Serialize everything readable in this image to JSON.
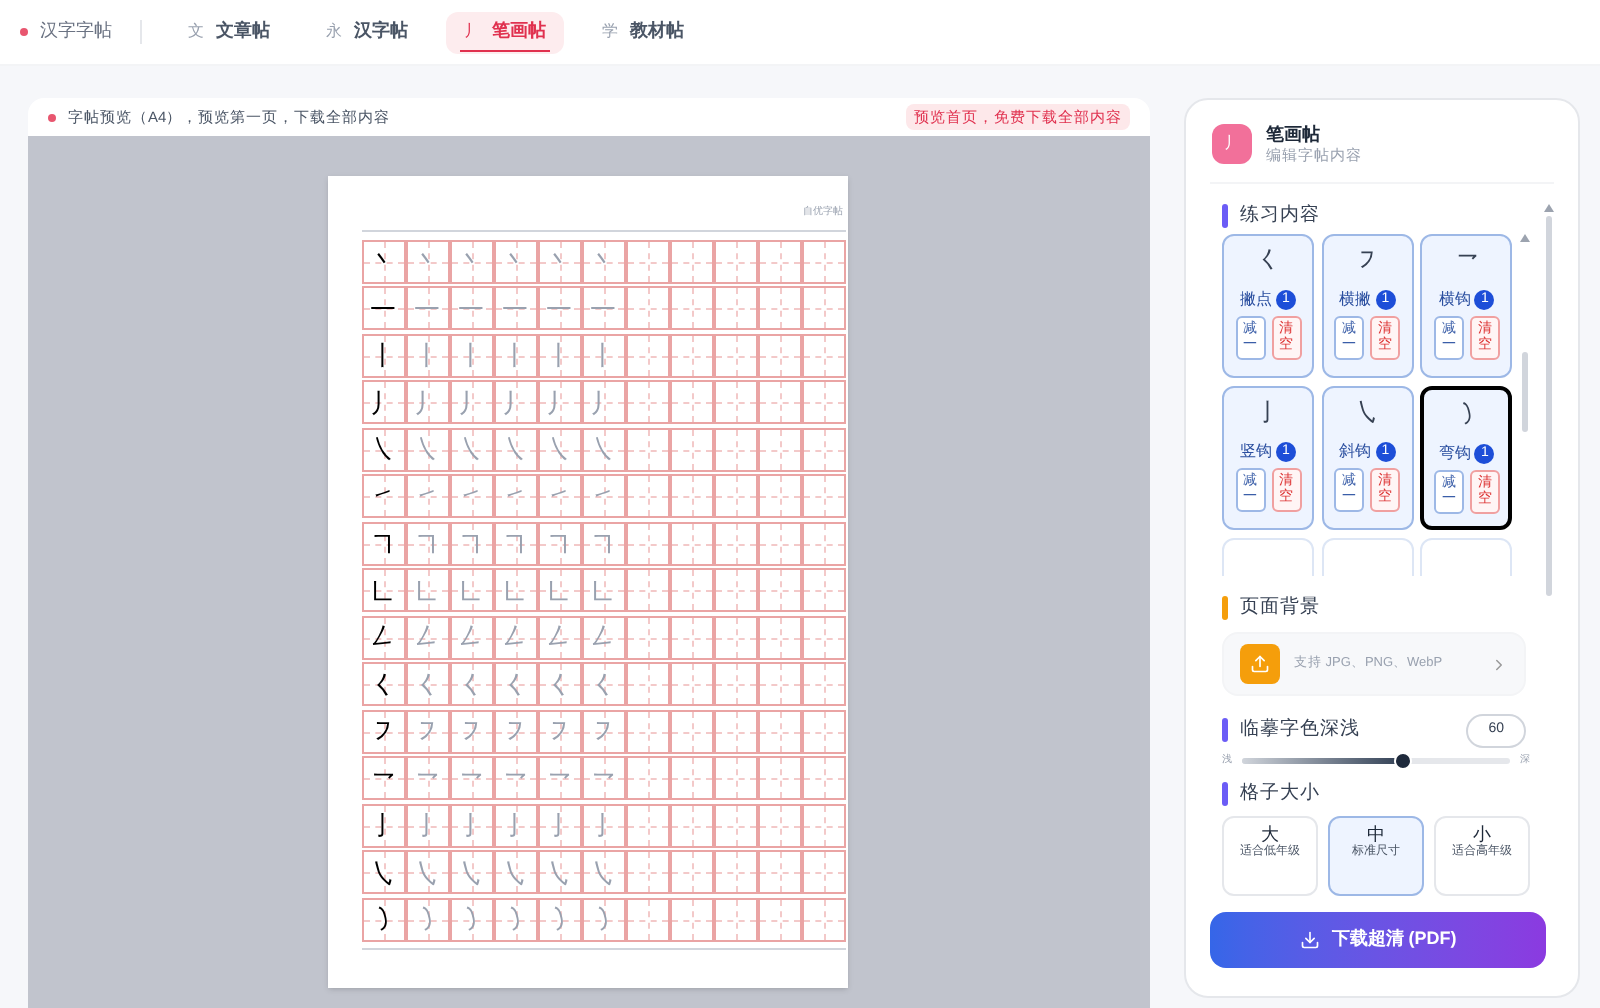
{
  "nav": {
    "brand": "汉字字帖",
    "tabs": [
      {
        "icon": "文",
        "label": "文章帖",
        "selected": false
      },
      {
        "icon": "永",
        "label": "汉字帖",
        "selected": false
      },
      {
        "icon": "丿",
        "label": "笔画帖",
        "selected": true
      },
      {
        "icon": "学",
        "label": "教材帖",
        "selected": false
      }
    ]
  },
  "preview": {
    "notice": "字帖预览（A4），预览第一页，下载全部内容",
    "badge": "预览首页，免费下载全部内容",
    "sheet": {
      "header": "自优字帖",
      "rows": [
        {
          "cells": [
            "丶",
            "丶",
            "丶",
            "丶",
            "丶",
            "丶"
          ]
        },
        {
          "cells": [
            "一",
            "一",
            "一",
            "一",
            "一",
            "一"
          ]
        },
        {
          "cells": [
            "丨",
            "丨",
            "丨",
            "丨",
            "丨",
            "丨"
          ]
        },
        {
          "cells": [
            "丿",
            "丿",
            "丿",
            "丿",
            "丿",
            "丿"
          ]
        },
        {
          "cells": [
            "㇏",
            "㇏",
            "㇏",
            "㇏",
            "㇏",
            "㇏"
          ]
        },
        {
          "cells": [
            "㇀",
            "㇀",
            "㇀",
            "㇀",
            "㇀",
            "㇀"
          ]
        },
        {
          "cells": [
            "㇕",
            "㇕",
            "㇕",
            "㇕",
            "㇕",
            "㇕"
          ]
        },
        {
          "cells": [
            "㇗",
            "㇗",
            "㇗",
            "㇗",
            "㇗",
            "㇗"
          ]
        },
        {
          "cells": [
            "㇜",
            "㇜",
            "㇜",
            "㇜",
            "㇜",
            "㇜"
          ]
        },
        {
          "cells": [
            "㇛",
            "㇛",
            "㇛",
            "㇛",
            "㇛",
            "㇛"
          ]
        },
        {
          "cells": [
            "㇇",
            "㇇",
            "㇇",
            "㇇",
            "㇇",
            "㇇"
          ]
        },
        {
          "cells": [
            "㇖",
            "㇖",
            "㇖",
            "㇖",
            "㇖",
            "㇖"
          ]
        },
        {
          "cells": [
            "㇚",
            "㇚",
            "㇚",
            "㇚",
            "㇚",
            "㇚"
          ]
        },
        {
          "cells": [
            "㇂",
            "㇂",
            "㇂",
            "㇂",
            "㇂",
            "㇂"
          ]
        },
        {
          "cells": [
            "㇁",
            "㇁",
            "㇁",
            "㇁",
            "㇁",
            "㇁"
          ]
        }
      ]
    }
  },
  "editor": {
    "icon": "丿",
    "title": "笔画帖",
    "subtitle": "编辑字帖内容",
    "practice": {
      "title": "练习内容",
      "strokes": [
        {
          "glyph": "㇛",
          "name": "撇点",
          "count": "1",
          "minus": "减一",
          "clear": "清空",
          "selected": false
        },
        {
          "glyph": "㇇",
          "name": "横撇",
          "count": "1",
          "minus": "减一",
          "clear": "清空",
          "selected": false
        },
        {
          "glyph": "㇖",
          "name": "横钩",
          "count": "1",
          "minus": "减一",
          "clear": "清空",
          "selected": false
        },
        {
          "glyph": "㇚",
          "name": "竖钩",
          "count": "1",
          "minus": "减一",
          "clear": "清空",
          "selected": false
        },
        {
          "glyph": "㇂",
          "name": "斜钩",
          "count": "1",
          "minus": "减一",
          "clear": "清空",
          "selected": false
        },
        {
          "glyph": "㇁",
          "name": "弯钩",
          "count": "1",
          "minus": "减一",
          "clear": "清空",
          "selected": true
        }
      ]
    },
    "background": {
      "title": "页面背景",
      "hint": "支持 JPG、PNG、WebP"
    },
    "shade": {
      "title": "临摹字色深浅",
      "value": "60",
      "light": "浅",
      "dark": "深",
      "level": 0.6
    },
    "grid_size": {
      "title": "格子大小",
      "options": [
        {
          "size": "大",
          "note": "适合低年级",
          "selected": false
        },
        {
          "size": "中",
          "note": "标准尺寸",
          "selected": true
        },
        {
          "size": "小",
          "note": "适合高年级",
          "selected": false
        }
      ]
    },
    "download": {
      "label": "下载超清 (PDF)"
    }
  }
}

• TASK GOAL:
Extract each line from the listing that holds the word "glyph".

• COMPLETE ANSWER:
          "glyph": "㇛",
          "glyph": "㇇",
          "glyph": "㇖",
          "glyph": "㇚",
          "glyph": "㇂",
          "glyph": "㇁",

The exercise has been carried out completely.